Rows from a figure dataset:
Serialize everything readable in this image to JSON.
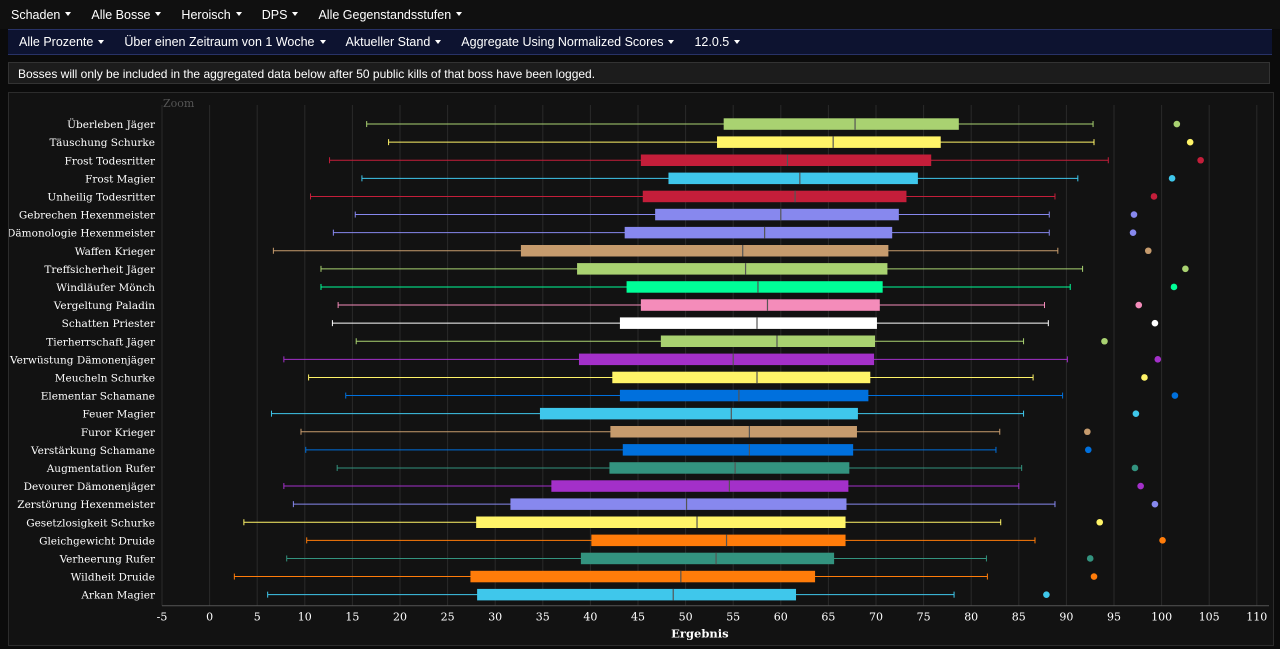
{
  "menu": {
    "items": [
      {
        "label": "Schaden"
      },
      {
        "label": "Alle Bosse"
      },
      {
        "label": "Heroisch"
      },
      {
        "label": "DPS"
      },
      {
        "label": "Alle Gegenstandsstufen"
      }
    ]
  },
  "submenu": {
    "items": [
      {
        "label": "Alle Prozente"
      },
      {
        "label": "Über einen Zeitraum von 1 Woche"
      },
      {
        "label": "Aktueller Stand"
      },
      {
        "label": "Aggregate Using Normalized Scores"
      },
      {
        "label": "12.0.5"
      }
    ]
  },
  "notice": {
    "text": "Bosses will only be included in the aggregated data below after 50 public kills of that boss have been logged."
  },
  "chart_data": {
    "type": "boxplot",
    "orientation": "horizontal",
    "zoom_label": "Zoom",
    "xlabel": "Ergebnis",
    "xlim": [
      -5,
      112
    ],
    "xticks": [
      -5,
      0,
      5,
      10,
      15,
      20,
      25,
      30,
      35,
      40,
      45,
      50,
      55,
      60,
      65,
      70,
      75,
      80,
      85,
      90,
      95,
      100,
      105,
      110
    ],
    "grid": true,
    "categories": [
      {
        "name": "Überleben Jäger",
        "color": "#a9d271",
        "min": 16.5,
        "q1": 54.0,
        "median": 67.8,
        "q3": 78.7,
        "max": 92.8,
        "outlier": 101.6
      },
      {
        "name": "Täuschung Schurke",
        "color": "#fff468",
        "min": 18.8,
        "q1": 53.3,
        "median": 65.5,
        "q3": 76.8,
        "max": 92.9,
        "outlier": 103.0
      },
      {
        "name": "Frost Todesritter",
        "color": "#c41e3a",
        "min": 12.6,
        "q1": 45.3,
        "median": 60.7,
        "q3": 75.8,
        "max": 94.4,
        "outlier": 104.1
      },
      {
        "name": "Frost Magier",
        "color": "#3fc7eb",
        "min": 16.0,
        "q1": 48.2,
        "median": 62.0,
        "q3": 74.4,
        "max": 91.2,
        "outlier": 101.1
      },
      {
        "name": "Unheilig Todesritter",
        "color": "#c41e3a",
        "min": 10.6,
        "q1": 45.5,
        "median": 61.5,
        "q3": 73.2,
        "max": 88.8,
        "outlier": 99.2
      },
      {
        "name": "Gebrechen Hexenmeister",
        "color": "#8788ee",
        "min": 15.3,
        "q1": 46.8,
        "median": 60.0,
        "q3": 72.4,
        "max": 88.2,
        "outlier": 97.1
      },
      {
        "name": "Dämonologie Hexenmeister",
        "color": "#8788ee",
        "min": 13.0,
        "q1": 43.6,
        "median": 58.3,
        "q3": 71.7,
        "max": 88.2,
        "outlier": 97.0
      },
      {
        "name": "Waffen Krieger",
        "color": "#c69b6d",
        "min": 6.7,
        "q1": 32.7,
        "median": 56.0,
        "q3": 71.3,
        "max": 89.1,
        "outlier": 98.6
      },
      {
        "name": "Treffsicherheit Jäger",
        "color": "#a9d271",
        "min": 11.7,
        "q1": 38.6,
        "median": 56.3,
        "q3": 71.2,
        "max": 91.7,
        "outlier": 102.5
      },
      {
        "name": "Windläufer Mönch",
        "color": "#00ff98",
        "min": 11.7,
        "q1": 43.8,
        "median": 57.6,
        "q3": 70.7,
        "max": 90.4,
        "outlier": 101.3
      },
      {
        "name": "Vergeltung Paladin",
        "color": "#f48cba",
        "min": 13.5,
        "q1": 45.3,
        "median": 58.6,
        "q3": 70.4,
        "max": 87.7,
        "outlier": 97.6
      },
      {
        "name": "Schatten Priester",
        "color": "#ffffff",
        "min": 12.9,
        "q1": 43.1,
        "median": 57.5,
        "q3": 70.1,
        "max": 88.1,
        "outlier": 99.3
      },
      {
        "name": "Tierherrschaft Jäger",
        "color": "#a9d271",
        "min": 15.4,
        "q1": 47.4,
        "median": 59.6,
        "q3": 69.9,
        "max": 85.5,
        "outlier": 94.0
      },
      {
        "name": "Verwüstung Dämonenjäger",
        "color": "#a330c9",
        "min": 7.8,
        "q1": 38.8,
        "median": 55.0,
        "q3": 69.8,
        "max": 90.1,
        "outlier": 99.6
      },
      {
        "name": "Meucheln Schurke",
        "color": "#fff468",
        "min": 10.4,
        "q1": 42.3,
        "median": 57.5,
        "q3": 69.4,
        "max": 86.5,
        "outlier": 98.2
      },
      {
        "name": "Elementar Schamane",
        "color": "#0070dd",
        "min": 14.3,
        "q1": 43.1,
        "median": 55.6,
        "q3": 69.2,
        "max": 89.6,
        "outlier": 101.4
      },
      {
        "name": "Feuer Magier",
        "color": "#3fc7eb",
        "min": 6.5,
        "q1": 34.7,
        "median": 54.8,
        "q3": 68.1,
        "max": 85.5,
        "outlier": 97.3
      },
      {
        "name": "Furor Krieger",
        "color": "#c69b6d",
        "min": 9.6,
        "q1": 42.1,
        "median": 56.7,
        "q3": 68.0,
        "max": 83.0,
        "outlier": 92.2
      },
      {
        "name": "Verstärkung Schamane",
        "color": "#0070dd",
        "min": 10.1,
        "q1": 43.4,
        "median": 56.7,
        "q3": 67.6,
        "max": 82.6,
        "outlier": 92.3
      },
      {
        "name": "Augmentation Rufer",
        "color": "#33937f",
        "min": 13.4,
        "q1": 42.0,
        "median": 55.2,
        "q3": 67.2,
        "max": 85.3,
        "outlier": 97.2
      },
      {
        "name": "Devourer Dämonenjäger",
        "color": "#a330c9",
        "min": 7.8,
        "q1": 35.9,
        "median": 54.6,
        "q3": 67.1,
        "max": 85.0,
        "outlier": 97.8
      },
      {
        "name": "Zerstörung Hexenmeister",
        "color": "#8788ee",
        "min": 8.8,
        "q1": 31.6,
        "median": 50.1,
        "q3": 66.9,
        "max": 88.8,
        "outlier": 99.3
      },
      {
        "name": "Gesetzlosigkeit Schurke",
        "color": "#fff468",
        "min": 3.6,
        "q1": 28.0,
        "median": 51.2,
        "q3": 66.8,
        "max": 83.1,
        "outlier": 93.5
      },
      {
        "name": "Gleichgewicht Druide",
        "color": "#ff7c0a",
        "min": 10.2,
        "q1": 40.1,
        "median": 54.3,
        "q3": 66.8,
        "max": 86.7,
        "outlier": 100.1
      },
      {
        "name": "Verheerung Rufer",
        "color": "#33937f",
        "min": 8.1,
        "q1": 39.0,
        "median": 53.2,
        "q3": 65.6,
        "max": 81.6,
        "outlier": 92.5
      },
      {
        "name": "Wildheit Druide",
        "color": "#ff7c0a",
        "min": 2.6,
        "q1": 27.4,
        "median": 49.5,
        "q3": 63.6,
        "max": 81.7,
        "outlier": 92.9
      },
      {
        "name": "Arkan Magier",
        "color": "#3fc7eb",
        "min": 6.1,
        "q1": 28.1,
        "median": 48.7,
        "q3": 61.6,
        "max": 78.2,
        "outlier": 87.9
      }
    ]
  }
}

▸ **Stated exercise**:
Pictures in the records above should not be copied. Repeat everything else exactly.

▸ **Completed exercise**:
Serialize everything readable in this image to JSON.
{
  "menu": {
    "items": [
      {
        "label": "Schaden"
      },
      {
        "label": "Alle Bosse"
      },
      {
        "label": "Heroisch"
      },
      {
        "label": "DPS"
      },
      {
        "label": "Alle Gegenstandsstufen"
      }
    ]
  },
  "submenu": {
    "items": [
      {
        "label": "Alle Prozente"
      },
      {
        "label": "Über einen Zeitraum von 1 Woche"
      },
      {
        "label": "Aktueller Stand"
      },
      {
        "label": "Aggregate Using Normalized Scores"
      },
      {
        "label": "12.0.5"
      }
    ]
  },
  "notice": {
    "text": "Bosses will only be included in the aggregated data below after 50 public kills of that boss have been logged."
  },
  "chart_data": {
    "type": "boxplot",
    "orientation": "horizontal",
    "zoom_label": "Zoom",
    "xlabel": "Ergebnis",
    "xlim": [
      -5,
      112
    ],
    "xticks": [
      -5,
      0,
      5,
      10,
      15,
      20,
      25,
      30,
      35,
      40,
      45,
      50,
      55,
      60,
      65,
      70,
      75,
      80,
      85,
      90,
      95,
      100,
      105,
      110
    ],
    "grid": true,
    "categories": [
      {
        "name": "Überleben Jäger",
        "color": "#a9d271",
        "min": 16.5,
        "q1": 54.0,
        "median": 67.8,
        "q3": 78.7,
        "max": 92.8,
        "outlier": 101.6
      },
      {
        "name": "Täuschung Schurke",
        "color": "#fff468",
        "min": 18.8,
        "q1": 53.3,
        "median": 65.5,
        "q3": 76.8,
        "max": 92.9,
        "outlier": 103.0
      },
      {
        "name": "Frost Todesritter",
        "color": "#c41e3a",
        "min": 12.6,
        "q1": 45.3,
        "median": 60.7,
        "q3": 75.8,
        "max": 94.4,
        "outlier": 104.1
      },
      {
        "name": "Frost Magier",
        "color": "#3fc7eb",
        "min": 16.0,
        "q1": 48.2,
        "median": 62.0,
        "q3": 74.4,
        "max": 91.2,
        "outlier": 101.1
      },
      {
        "name": "Unheilig Todesritter",
        "color": "#c41e3a",
        "min": 10.6,
        "q1": 45.5,
        "median": 61.5,
        "q3": 73.2,
        "max": 88.8,
        "outlier": 99.2
      },
      {
        "name": "Gebrechen Hexenmeister",
        "color": "#8788ee",
        "min": 15.3,
        "q1": 46.8,
        "median": 60.0,
        "q3": 72.4,
        "max": 88.2,
        "outlier": 97.1
      },
      {
        "name": "Dämonologie Hexenmeister",
        "color": "#8788ee",
        "min": 13.0,
        "q1": 43.6,
        "median": 58.3,
        "q3": 71.7,
        "max": 88.2,
        "outlier": 97.0
      },
      {
        "name": "Waffen Krieger",
        "color": "#c69b6d",
        "min": 6.7,
        "q1": 32.7,
        "median": 56.0,
        "q3": 71.3,
        "max": 89.1,
        "outlier": 98.6
      },
      {
        "name": "Treffsicherheit Jäger",
        "color": "#a9d271",
        "min": 11.7,
        "q1": 38.6,
        "median": 56.3,
        "q3": 71.2,
        "max": 91.7,
        "outlier": 102.5
      },
      {
        "name": "Windläufer Mönch",
        "color": "#00ff98",
        "min": 11.7,
        "q1": 43.8,
        "median": 57.6,
        "q3": 70.7,
        "max": 90.4,
        "outlier": 101.3
      },
      {
        "name": "Vergeltung Paladin",
        "color": "#f48cba",
        "min": 13.5,
        "q1": 45.3,
        "median": 58.6,
        "q3": 70.4,
        "max": 87.7,
        "outlier": 97.6
      },
      {
        "name": "Schatten Priester",
        "color": "#ffffff",
        "min": 12.9,
        "q1": 43.1,
        "median": 57.5,
        "q3": 70.1,
        "max": 88.1,
        "outlier": 99.3
      },
      {
        "name": "Tierherrschaft Jäger",
        "color": "#a9d271",
        "min": 15.4,
        "q1": 47.4,
        "median": 59.6,
        "q3": 69.9,
        "max": 85.5,
        "outlier": 94.0
      },
      {
        "name": "Verwüstung Dämonenjäger",
        "color": "#a330c9",
        "min": 7.8,
        "q1": 38.8,
        "median": 55.0,
        "q3": 69.8,
        "max": 90.1,
        "outlier": 99.6
      },
      {
        "name": "Meucheln Schurke",
        "color": "#fff468",
        "min": 10.4,
        "q1": 42.3,
        "median": 57.5,
        "q3": 69.4,
        "max": 86.5,
        "outlier": 98.2
      },
      {
        "name": "Elementar Schamane",
        "color": "#0070dd",
        "min": 14.3,
        "q1": 43.1,
        "median": 55.6,
        "q3": 69.2,
        "max": 89.6,
        "outlier": 101.4
      },
      {
        "name": "Feuer Magier",
        "color": "#3fc7eb",
        "min": 6.5,
        "q1": 34.7,
        "median": 54.8,
        "q3": 68.1,
        "max": 85.5,
        "outlier": 97.3
      },
      {
        "name": "Furor Krieger",
        "color": "#c69b6d",
        "min": 9.6,
        "q1": 42.1,
        "median": 56.7,
        "q3": 68.0,
        "max": 83.0,
        "outlier": 92.2
      },
      {
        "name": "Verstärkung Schamane",
        "color": "#0070dd",
        "min": 10.1,
        "q1": 43.4,
        "median": 56.7,
        "q3": 67.6,
        "max": 82.6,
        "outlier": 92.3
      },
      {
        "name": "Augmentation Rufer",
        "color": "#33937f",
        "min": 13.4,
        "q1": 42.0,
        "median": 55.2,
        "q3": 67.2,
        "max": 85.3,
        "outlier": 97.2
      },
      {
        "name": "Devourer Dämonenjäger",
        "color": "#a330c9",
        "min": 7.8,
        "q1": 35.9,
        "median": 54.6,
        "q3": 67.1,
        "max": 85.0,
        "outlier": 97.8
      },
      {
        "name": "Zerstörung Hexenmeister",
        "color": "#8788ee",
        "min": 8.8,
        "q1": 31.6,
        "median": 50.1,
        "q3": 66.9,
        "max": 88.8,
        "outlier": 99.3
      },
      {
        "name": "Gesetzlosigkeit Schurke",
        "color": "#fff468",
        "min": 3.6,
        "q1": 28.0,
        "median": 51.2,
        "q3": 66.8,
        "max": 83.1,
        "outlier": 93.5
      },
      {
        "name": "Gleichgewicht Druide",
        "color": "#ff7c0a",
        "min": 10.2,
        "q1": 40.1,
        "median": 54.3,
        "q3": 66.8,
        "max": 86.7,
        "outlier": 100.1
      },
      {
        "name": "Verheerung Rufer",
        "color": "#33937f",
        "min": 8.1,
        "q1": 39.0,
        "median": 53.2,
        "q3": 65.6,
        "max": 81.6,
        "outlier": 92.5
      },
      {
        "name": "Wildheit Druide",
        "color": "#ff7c0a",
        "min": 2.6,
        "q1": 27.4,
        "median": 49.5,
        "q3": 63.6,
        "max": 81.7,
        "outlier": 92.9
      },
      {
        "name": "Arkan Magier",
        "color": "#3fc7eb",
        "min": 6.1,
        "q1": 28.1,
        "median": 48.7,
        "q3": 61.6,
        "max": 78.2,
        "outlier": 87.9
      }
    ]
  }
}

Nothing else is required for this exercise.